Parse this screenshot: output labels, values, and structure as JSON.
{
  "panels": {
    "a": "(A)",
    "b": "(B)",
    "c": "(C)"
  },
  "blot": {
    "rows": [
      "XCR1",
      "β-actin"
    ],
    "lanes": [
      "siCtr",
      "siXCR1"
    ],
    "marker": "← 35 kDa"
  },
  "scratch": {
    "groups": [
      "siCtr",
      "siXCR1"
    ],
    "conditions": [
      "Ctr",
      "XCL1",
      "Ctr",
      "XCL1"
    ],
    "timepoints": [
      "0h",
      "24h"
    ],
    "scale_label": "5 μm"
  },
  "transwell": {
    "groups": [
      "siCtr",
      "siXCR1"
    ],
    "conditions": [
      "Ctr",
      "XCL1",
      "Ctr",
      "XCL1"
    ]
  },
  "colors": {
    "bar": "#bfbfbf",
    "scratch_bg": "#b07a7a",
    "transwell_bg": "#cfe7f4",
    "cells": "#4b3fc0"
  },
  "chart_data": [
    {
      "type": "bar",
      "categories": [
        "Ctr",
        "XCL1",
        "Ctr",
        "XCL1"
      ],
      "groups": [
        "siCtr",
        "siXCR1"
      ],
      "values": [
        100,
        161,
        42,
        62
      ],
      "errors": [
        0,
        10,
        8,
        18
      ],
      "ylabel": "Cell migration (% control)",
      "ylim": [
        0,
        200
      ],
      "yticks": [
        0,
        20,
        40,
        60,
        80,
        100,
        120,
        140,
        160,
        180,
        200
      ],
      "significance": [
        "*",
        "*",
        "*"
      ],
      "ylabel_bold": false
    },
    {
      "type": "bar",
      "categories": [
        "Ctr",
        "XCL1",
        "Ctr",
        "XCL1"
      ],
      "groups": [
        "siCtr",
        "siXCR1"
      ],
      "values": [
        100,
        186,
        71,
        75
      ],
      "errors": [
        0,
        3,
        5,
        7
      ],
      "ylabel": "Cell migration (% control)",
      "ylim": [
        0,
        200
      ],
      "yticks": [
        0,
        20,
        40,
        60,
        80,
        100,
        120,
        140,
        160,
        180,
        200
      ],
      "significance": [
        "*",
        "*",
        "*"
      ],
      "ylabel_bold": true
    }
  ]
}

----------

## Prompt
Copy out the whole listing exactly as written.

## Problem solution
Parse this screenshot: output labels, values, and structure as JSON.
{
  "panels": {
    "a": "(A)",
    "b": "(B)",
    "c": "(C)"
  },
  "blot": {
    "rows": [
      "XCR1",
      "β-actin"
    ],
    "lanes": [
      "siCtr",
      "siXCR1"
    ],
    "marker": "← 35 kDa"
  },
  "scratch": {
    "groups": [
      "siCtr",
      "siXCR1"
    ],
    "conditions": [
      "Ctr",
      "XCL1",
      "Ctr",
      "XCL1"
    ],
    "timepoints": [
      "0h",
      "24h"
    ],
    "scale_label": "5 μm"
  },
  "transwell": {
    "groups": [
      "siCtr",
      "siXCR1"
    ],
    "conditions": [
      "Ctr",
      "XCL1",
      "Ctr",
      "XCL1"
    ]
  },
  "colors": {
    "bar": "#bfbfbf",
    "scratch_bg": "#b07a7a",
    "transwell_bg": "#cfe7f4",
    "cells": "#4b3fc0"
  },
  "chart_data": [
    {
      "type": "bar",
      "categories": [
        "Ctr",
        "XCL1",
        "Ctr",
        "XCL1"
      ],
      "groups": [
        "siCtr",
        "siXCR1"
      ],
      "values": [
        100,
        161,
        42,
        62
      ],
      "errors": [
        0,
        10,
        8,
        18
      ],
      "ylabel": "Cell migration (% control)",
      "ylim": [
        0,
        200
      ],
      "yticks": [
        0,
        20,
        40,
        60,
        80,
        100,
        120,
        140,
        160,
        180,
        200
      ],
      "significance": [
        "*",
        "*",
        "*"
      ],
      "ylabel_bold": false
    },
    {
      "type": "bar",
      "categories": [
        "Ctr",
        "XCL1",
        "Ctr",
        "XCL1"
      ],
      "groups": [
        "siCtr",
        "siXCR1"
      ],
      "values": [
        100,
        186,
        71,
        75
      ],
      "errors": [
        0,
        3,
        5,
        7
      ],
      "ylabel": "Cell migration (% control)",
      "ylim": [
        0,
        200
      ],
      "yticks": [
        0,
        20,
        40,
        60,
        80,
        100,
        120,
        140,
        160,
        180,
        200
      ],
      "significance": [
        "*",
        "*",
        "*"
      ],
      "ylabel_bold": true
    }
  ]
}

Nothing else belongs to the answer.